EXERCISE REQUIREMENTS: How many lines in the entries below contain "我去追春天的步伐"? Answer with the number only.
--- START RECORD SET ---
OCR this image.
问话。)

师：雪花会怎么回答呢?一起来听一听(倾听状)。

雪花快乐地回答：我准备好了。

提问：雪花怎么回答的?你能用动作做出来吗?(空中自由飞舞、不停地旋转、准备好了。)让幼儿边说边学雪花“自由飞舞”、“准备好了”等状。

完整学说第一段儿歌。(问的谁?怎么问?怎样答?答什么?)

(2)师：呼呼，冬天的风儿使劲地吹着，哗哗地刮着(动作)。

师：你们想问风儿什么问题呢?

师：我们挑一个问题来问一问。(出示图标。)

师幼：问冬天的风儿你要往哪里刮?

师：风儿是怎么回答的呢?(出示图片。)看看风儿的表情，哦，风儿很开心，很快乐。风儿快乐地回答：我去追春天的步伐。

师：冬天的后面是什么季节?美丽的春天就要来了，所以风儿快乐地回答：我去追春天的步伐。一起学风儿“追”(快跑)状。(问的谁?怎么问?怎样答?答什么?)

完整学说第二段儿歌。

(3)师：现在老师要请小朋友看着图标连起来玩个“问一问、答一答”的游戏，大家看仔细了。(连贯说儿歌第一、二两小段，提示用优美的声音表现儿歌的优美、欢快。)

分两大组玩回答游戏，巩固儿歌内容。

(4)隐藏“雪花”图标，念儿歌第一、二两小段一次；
--- END RECORD SET ---
RESULT BELOW: 2